:: What you have to do ::
Transcribe every entry word for word, but skip the images.

:: Records for this task ::
— Start —

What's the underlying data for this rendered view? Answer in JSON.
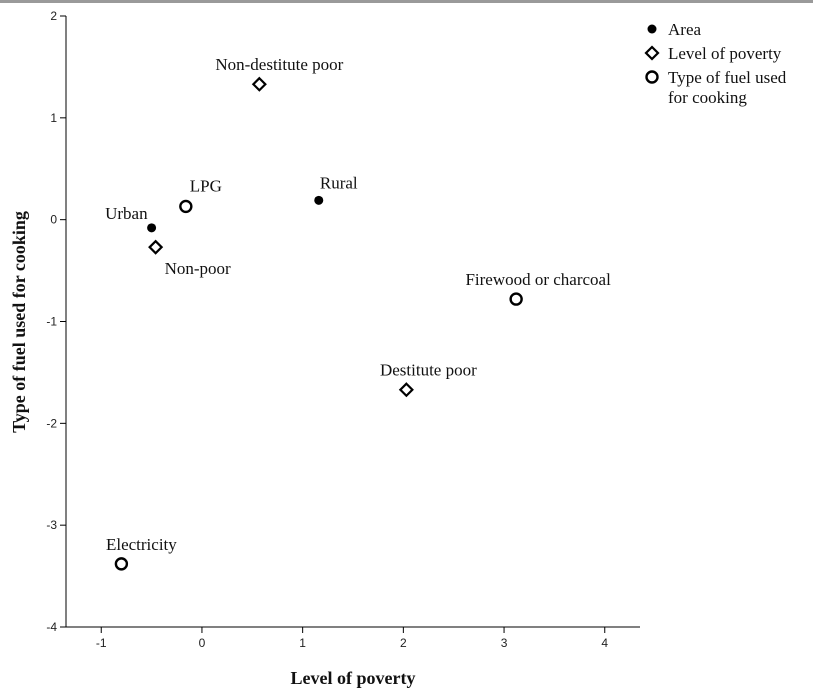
{
  "chart_data": {
    "type": "scatter",
    "xlabel": "Level of poverty",
    "ylabel": "Type of fuel used for cooking",
    "xlim": [
      -1.35,
      4.35
    ],
    "ylim": [
      -4,
      2
    ],
    "xticks": [
      -1,
      0,
      1,
      2,
      3,
      4
    ],
    "yticks": [
      2,
      1,
      0,
      -1,
      -2,
      -3,
      -4
    ],
    "legend_position": "top-right",
    "series": [
      {
        "name": "Area",
        "marker": "filled-circle",
        "points": [
          {
            "label": "Urban",
            "x": -0.5,
            "y": -0.08
          },
          {
            "label": "Rural",
            "x": 1.16,
            "y": 0.19
          }
        ]
      },
      {
        "name": "Level of poverty",
        "marker": "diamond",
        "points": [
          {
            "label": "Non-destitute poor",
            "x": 0.57,
            "y": 1.33
          },
          {
            "label": "Non-poor",
            "x": -0.46,
            "y": -0.27
          },
          {
            "label": "Destitute poor",
            "x": 2.03,
            "y": -1.67
          }
        ]
      },
      {
        "name": "Type of fuel used for cooking",
        "legend_lines": [
          "Type of fuel used",
          "for cooking"
        ],
        "marker": "open-circle",
        "points": [
          {
            "label": "LPG",
            "x": -0.16,
            "y": 0.13
          },
          {
            "label": "Firewood or charcoal",
            "x": 3.12,
            "y": -0.78
          },
          {
            "label": "Electricity",
            "x": -0.8,
            "y": -3.38
          }
        ]
      }
    ]
  }
}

— End —

:: Full output ::
What's the underlying data for this rendered view? Answer in JSON.
{
  "chart_data": {
    "type": "scatter",
    "xlabel": "Level of poverty",
    "ylabel": "Type of fuel used for cooking",
    "xlim": [
      -1.35,
      4.35
    ],
    "ylim": [
      -4,
      2
    ],
    "xticks": [
      -1,
      0,
      1,
      2,
      3,
      4
    ],
    "yticks": [
      2,
      1,
      0,
      -1,
      -2,
      -3,
      -4
    ],
    "legend_position": "top-right",
    "series": [
      {
        "name": "Area",
        "marker": "filled-circle",
        "points": [
          {
            "label": "Urban",
            "x": -0.5,
            "y": -0.08
          },
          {
            "label": "Rural",
            "x": 1.16,
            "y": 0.19
          }
        ]
      },
      {
        "name": "Level of poverty",
        "marker": "diamond",
        "points": [
          {
            "label": "Non-destitute poor",
            "x": 0.57,
            "y": 1.33
          },
          {
            "label": "Non-poor",
            "x": -0.46,
            "y": -0.27
          },
          {
            "label": "Destitute poor",
            "x": 2.03,
            "y": -1.67
          }
        ]
      },
      {
        "name": "Type of fuel used for cooking",
        "legend_lines": [
          "Type of fuel used",
          "for cooking"
        ],
        "marker": "open-circle",
        "points": [
          {
            "label": "LPG",
            "x": -0.16,
            "y": 0.13
          },
          {
            "label": "Firewood or charcoal",
            "x": 3.12,
            "y": -0.78
          },
          {
            "label": "Electricity",
            "x": -0.8,
            "y": -3.38
          }
        ]
      }
    ]
  }
}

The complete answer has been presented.